[Problem description] Extract every line where the string "Copy" appears.

Dataset excerpts
◆ ◆ ◆ ◆
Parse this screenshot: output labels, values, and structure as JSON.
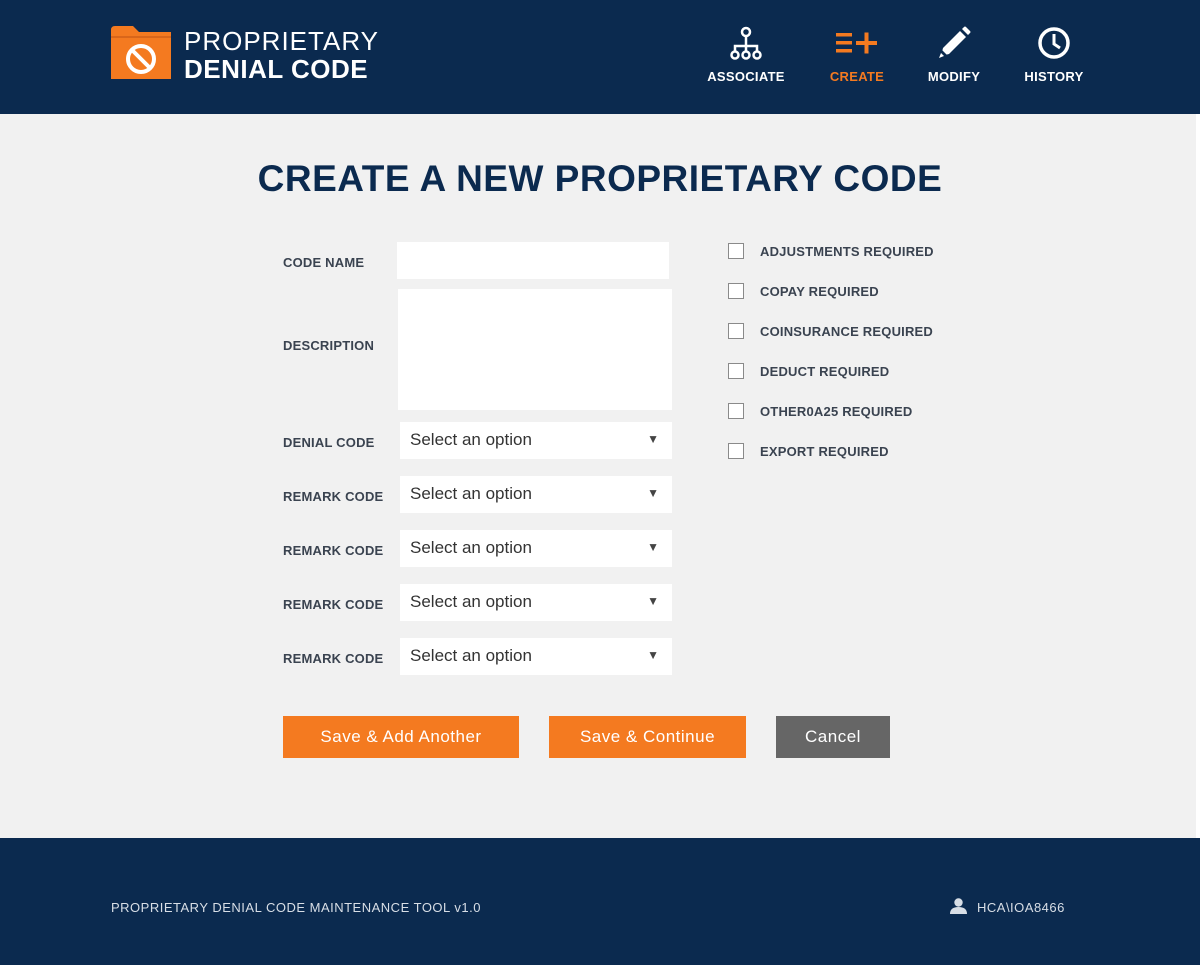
{
  "colors": {
    "navy": "#0b2a4f",
    "accent": "#f47a20",
    "gray_button": "#666666",
    "background": "#f1f1f1"
  },
  "header": {
    "logo": {
      "icon": "folder-ban-icon",
      "line1": "PROPRIETARY",
      "line2": "DENIAL CODE"
    },
    "nav": [
      {
        "label": "ASSOCIATE",
        "icon": "hierarchy-icon",
        "active": false
      },
      {
        "label": "CREATE",
        "icon": "list-plus-icon",
        "active": true
      },
      {
        "label": "MODIFY",
        "icon": "pencil-icon",
        "active": false
      },
      {
        "label": "HISTORY",
        "icon": "clock-icon",
        "active": false
      }
    ]
  },
  "main": {
    "title": "CREATE A NEW PROPRIETARY CODE",
    "form": {
      "code_name": {
        "label": "CODE NAME",
        "value": ""
      },
      "description": {
        "label": "DESCRIPTION",
        "value": ""
      },
      "selects": [
        {
          "label": "DENIAL CODE",
          "value": "Select an option"
        },
        {
          "label": "REMARK CODE",
          "value": "Select an option"
        },
        {
          "label": "REMARK CODE",
          "value": "Select an option"
        },
        {
          "label": "REMARK CODE",
          "value": "Select an option"
        },
        {
          "label": "REMARK CODE",
          "value": "Select an option"
        }
      ],
      "checkboxes": [
        {
          "label": "ADJUSTMENTS REQUIRED",
          "checked": false
        },
        {
          "label": "COPAY REQUIRED",
          "checked": false
        },
        {
          "label": "COINSURANCE REQUIRED",
          "checked": false
        },
        {
          "label": "DEDUCT REQUIRED",
          "checked": false
        },
        {
          "label": "OTHER0A25 REQUIRED",
          "checked": false
        },
        {
          "label": "EXPORT REQUIRED",
          "checked": false
        }
      ]
    },
    "buttons": {
      "save_add": "Save & Add Another",
      "save_continue": "Save & Continue",
      "cancel": "Cancel"
    }
  },
  "footer": {
    "tool_name": "PROPRIETARY DENIAL CODE MAINTENANCE TOOL v1.0",
    "user": "HCA\\IOA8466",
    "user_icon": "user-icon"
  }
}
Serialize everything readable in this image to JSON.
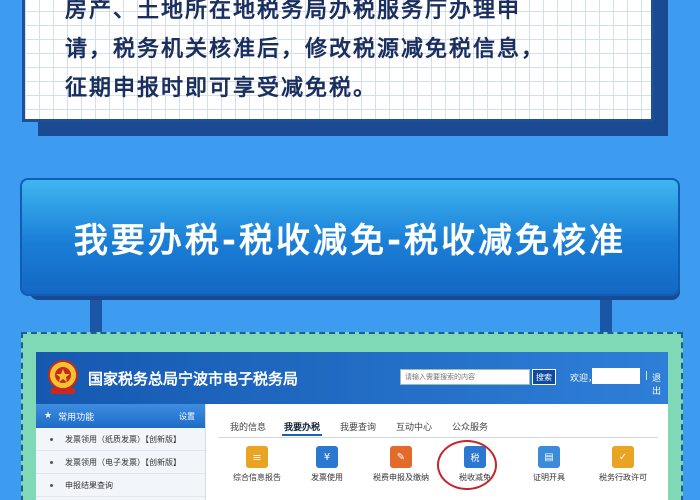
{
  "top_text": {
    "line1": "房产、土地所在地税务局办税服务厅办理申",
    "line2": "请，税务机关核准后，修改税源减免税信息，",
    "line3": "征期申报时即可享受减免税。"
  },
  "banner": {
    "title": "我要办税-税收减免-税收减免核准"
  },
  "site": {
    "title": "国家税务总局宁波市电子税务局",
    "search_placeholder": "请输入需要搜索的内容",
    "search_button": "搜索",
    "welcome": "欢迎，",
    "separator": "|",
    "logout": "退出"
  },
  "sidebar": {
    "header": "常用功能",
    "settings": "设置",
    "items": [
      "发票领用（纸质发票）【创新版】",
      "发票领用（电子发票）【创新版】",
      "申报结果查询"
    ]
  },
  "tabs": [
    "我的信息",
    "我要办税",
    "我要查询",
    "互动中心",
    "公众服务"
  ],
  "tiles": [
    {
      "label": "综合信息报告",
      "icon": "report-icon",
      "color": "#e9a423"
    },
    {
      "label": "发票使用",
      "icon": "invoice-icon",
      "color": "#2b78d0"
    },
    {
      "label": "税费申报及缴纳",
      "icon": "tax-declare-icon",
      "color": "#e46a2c"
    },
    {
      "label": "税收减免",
      "icon": "tax-relief-icon",
      "color": "#2b78d0"
    },
    {
      "label": "证明开具",
      "icon": "certificate-icon",
      "color": "#3a8bd8"
    },
    {
      "label": "税务行政许可",
      "icon": "permit-icon",
      "color": "#e9a423"
    }
  ]
}
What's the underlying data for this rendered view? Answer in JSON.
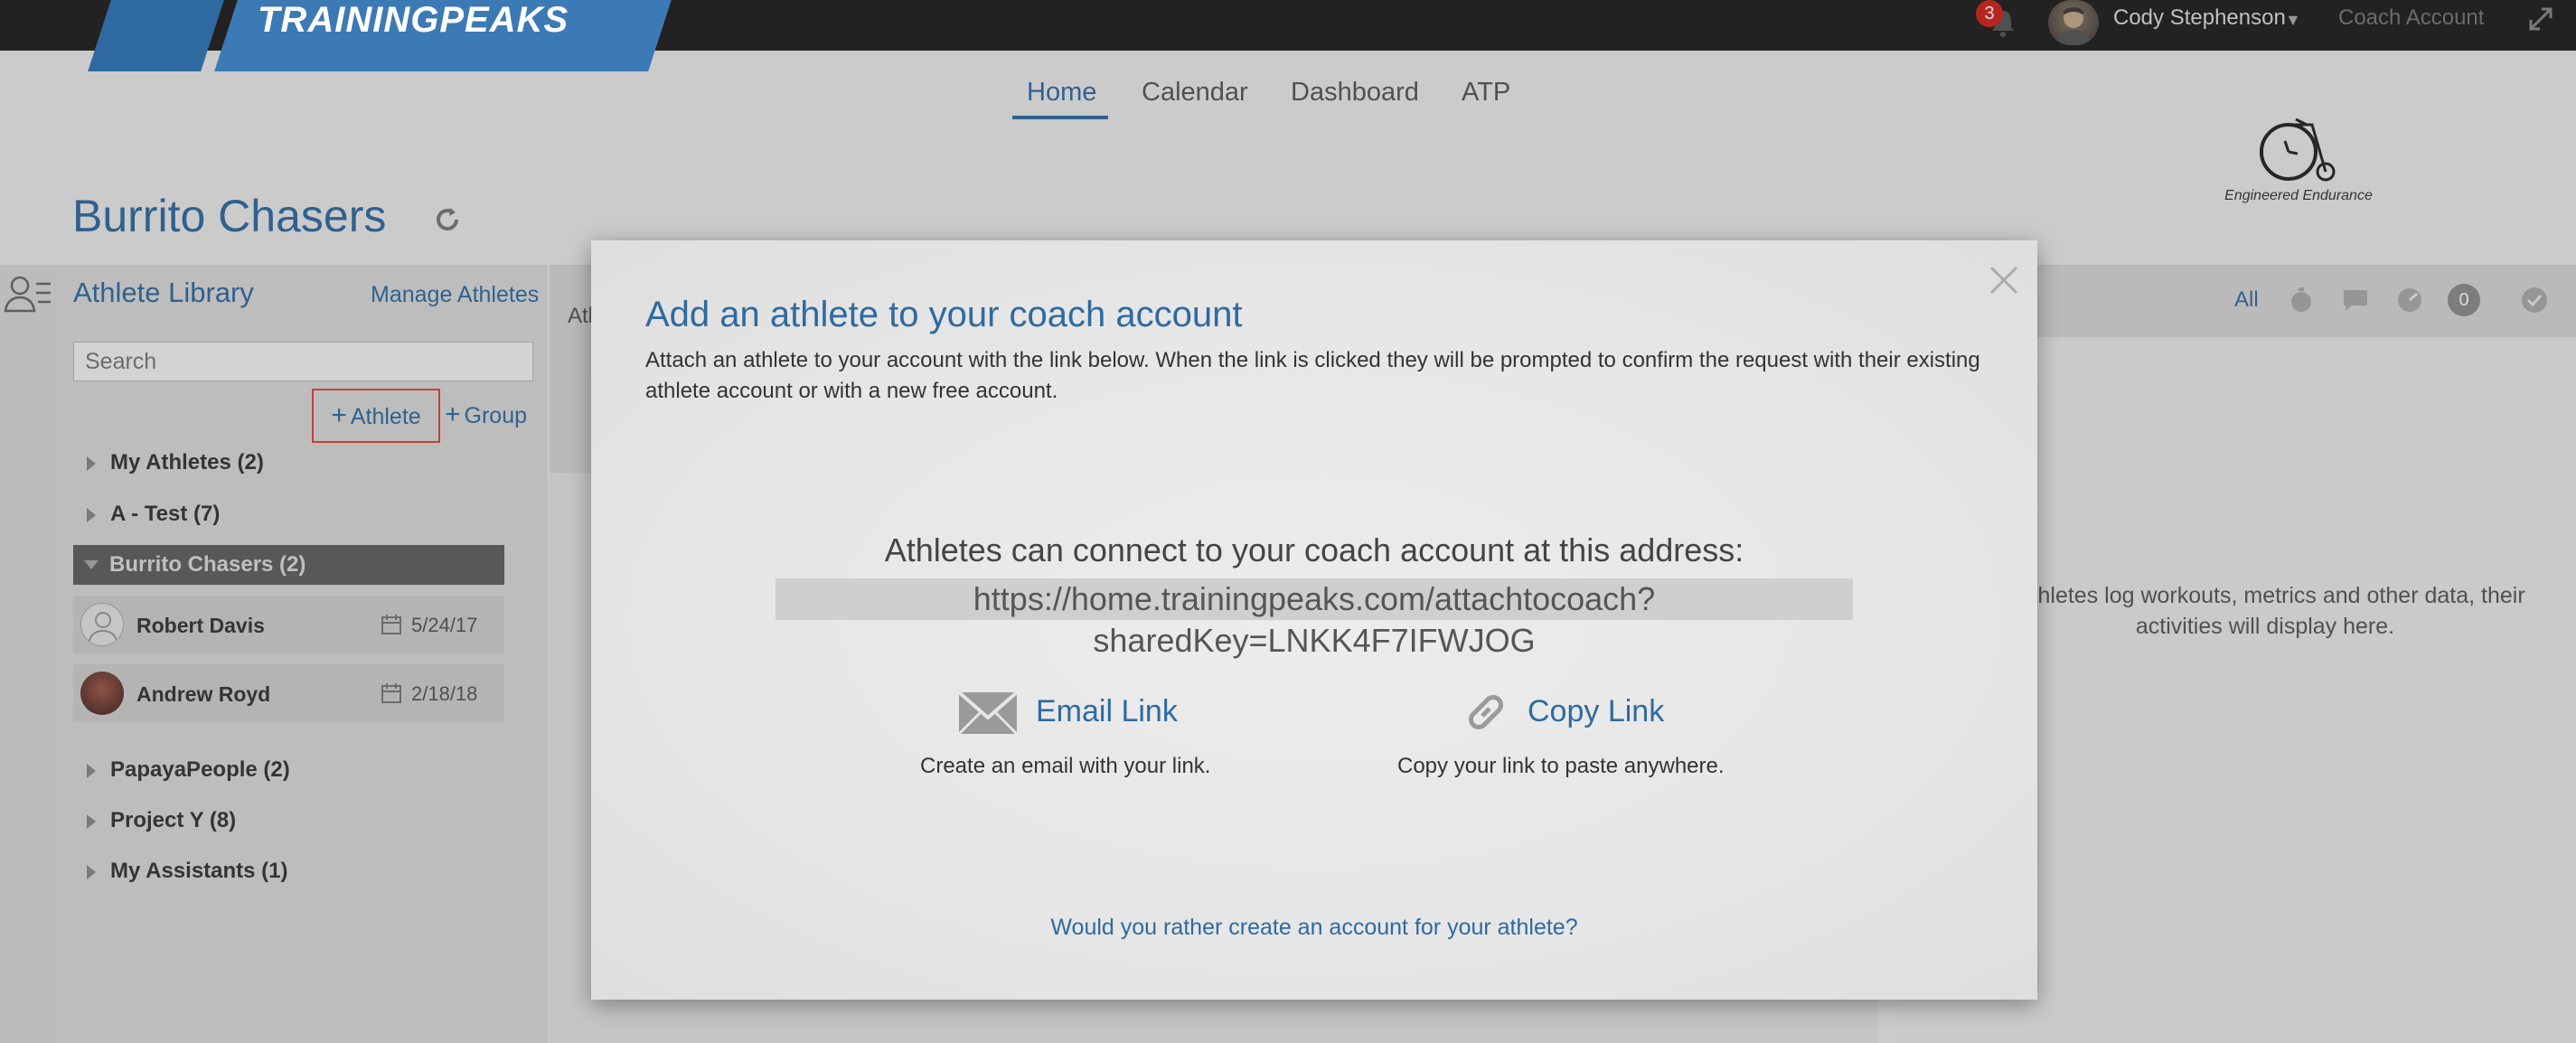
{
  "brand": {
    "logo_text": "TRAININGPEAKS"
  },
  "topbar": {
    "notification_count": "3",
    "user_name": "Cody Stephenson",
    "coach_account_label": "Coach Account"
  },
  "nav": {
    "items": [
      {
        "label": "Home",
        "active": true
      },
      {
        "label": "Calendar",
        "active": false
      },
      {
        "label": "Dashboard",
        "active": false
      },
      {
        "label": "ATP",
        "active": false
      }
    ]
  },
  "team": {
    "logo_caption": "Engineered Endurance"
  },
  "page": {
    "title": "Burrito Chasers"
  },
  "sidebar": {
    "title": "Athlete Library",
    "manage_link": "Manage Athletes",
    "search_placeholder": "Search",
    "add_athlete_label": "Athlete",
    "add_group_label": "Group",
    "groups": [
      {
        "label": "My Athletes (2)"
      },
      {
        "label": "A - Test (7)"
      },
      {
        "label": "Burrito Chasers (2)",
        "expanded": true
      },
      {
        "label": "PapayaPeople (2)"
      },
      {
        "label": "Project Y (8)"
      },
      {
        "label": "My Assistants (1)"
      }
    ],
    "athletes": [
      {
        "name": "Robert Davis",
        "date": "5/24/17"
      },
      {
        "name": "Andrew Royd",
        "date": "2/18/18"
      }
    ]
  },
  "center": {
    "column_label": "Ath"
  },
  "activity": {
    "filter_all": "All",
    "count": "0",
    "empty_message": "r athletes log workouts, metrics and other data, their activities will display here."
  },
  "modal": {
    "title": "Add an athlete to your coach account",
    "description": "Attach an athlete to your account with the link below. When the link is clicked they will be prompted to confirm the request with their existing athlete account or with a new free account.",
    "connect_label": "Athletes can connect to your coach account at this address:",
    "share_url": "https://home.trainingpeaks.com/attachtocoach?sharedKey=LNKK4F7IFWJOG",
    "email_link": "Email Link",
    "email_sub": "Create an email with your link.",
    "copy_link": "Copy Link",
    "copy_sub": "Copy your link to paste anywhere.",
    "rather_link": "Would you rather create an account for your athlete?"
  },
  "colors": {
    "brand_blue": "#2e6aa0",
    "highlight_red": "#e0452f",
    "topbar": "#1d1d1d",
    "badge_red": "#d0211c"
  }
}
◆ ◆ ◆ ◆
[Exercise output]
    "copy_link": "Copy Link",
    "copy_sub": "Copy your link to paste anywhere.",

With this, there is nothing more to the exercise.